═══ Material for this exercise

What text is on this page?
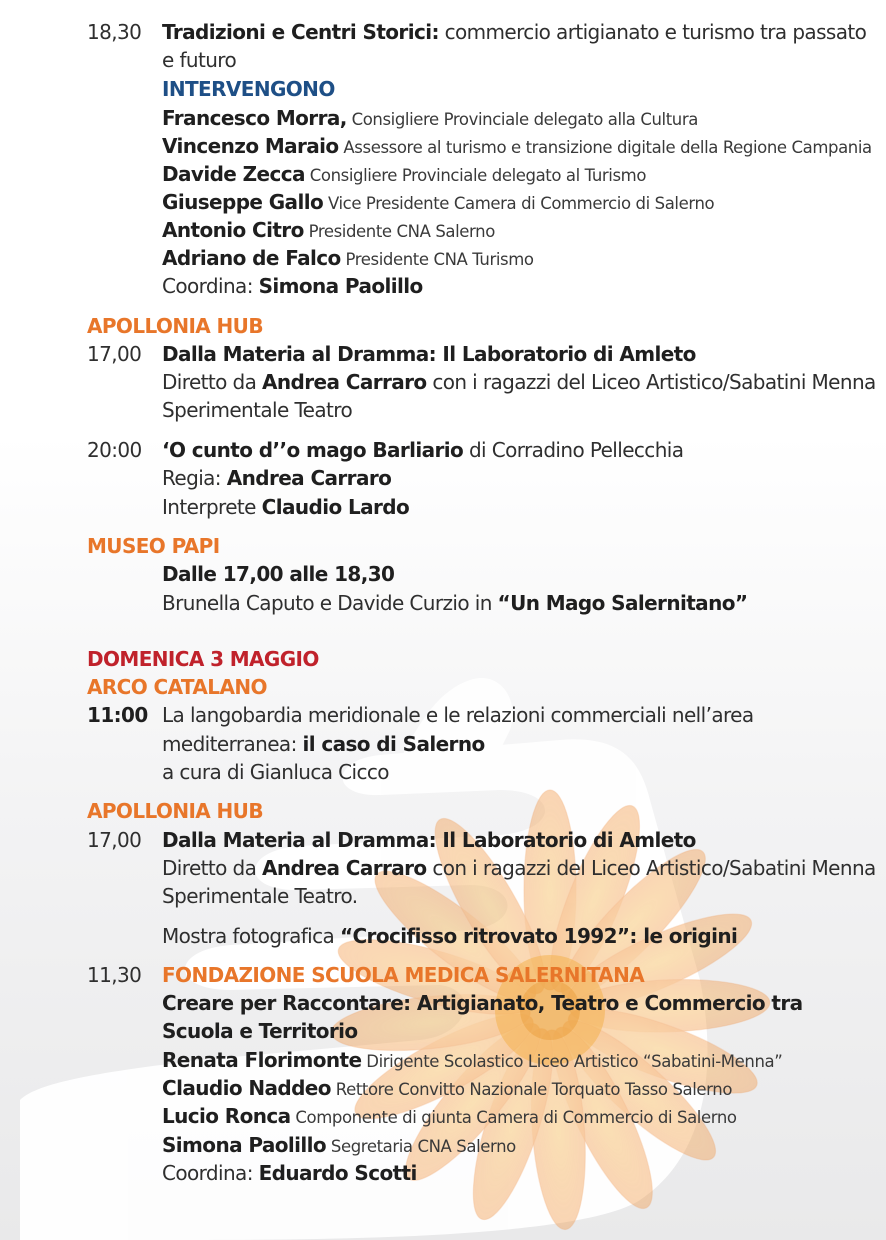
18,30 Tradizioni e Centri Storici: commercio artigianato e turismo tra passato
e futuro
INTERVENGONO
Francesco Morra, Consigliere Provinciale delegato alla Cultura
Vincenzo Maraio Assessore al turismo e transizione digitale della Regione Campania
Davide Zecca Consigliere Provinciale delegato al Turismo
Giuseppe Gallo Vice Presidente Camera di Commercio di Salerno
Antonio Citro Presidente CNA Salerno
Adriano de Falco Presidente CNA Turismo
Coordina: Simona Paolillo
APOLLONIA HUB
17,00 Dalla Materia al Dramma: Il Laboratorio di Amleto
Diretto da Andrea Carraro con i ragazzi del Liceo Artistico/Sabatini Menna
Sperimentale Teatro
20:00 ‘O cunto d’’o mago Barliario di Corradino Pellecchia
Regia: Andrea Carraro
Interprete Claudio Lardo
MUSEO PAPI
Dalle 17,00 alle 18,30
Brunella Caputo e Davide Curzio in “Un Mago Salernitano”
DOMENICA 3 MAGGIO
ARCO CATALANO
11:00 La langobardia meridionale e le relazioni commerciali nell’area
mediterranea: il caso di Salerno
a cura di Gianluca Cicco
APOLLONIA HUB
17,00 Dalla Materia al Dramma: Il Laboratorio di Amleto
Diretto da Andrea Carraro con i ragazzi del Liceo Artistico/Sabatini Menna
Sperimentale Teatro.
Mostra fotografica “Crocifisso ritrovato 1992”: le origini
11,30 FONDAZIONE SCUOLA MEDICA SALERNITANA
Creare per Raccontare: Artigianato, Teatro e Commercio tra
Scuola e Territorio
Renata Florimonte Dirigente Scolastico Liceo Artistico “Sabatini-Menna”
Claudio Naddeo Rettore Convitto Nazionale Torquato Tasso Salerno
Lucio Ronca Componente di giunta Camera di Commercio di Salerno
Simona Paolillo Segretaria CNA Salerno
Coordina: Eduardo Scotti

══════

Requirement: Give only a number: how many lines of the data hold the string "Consigliere"?

Problem solution: 2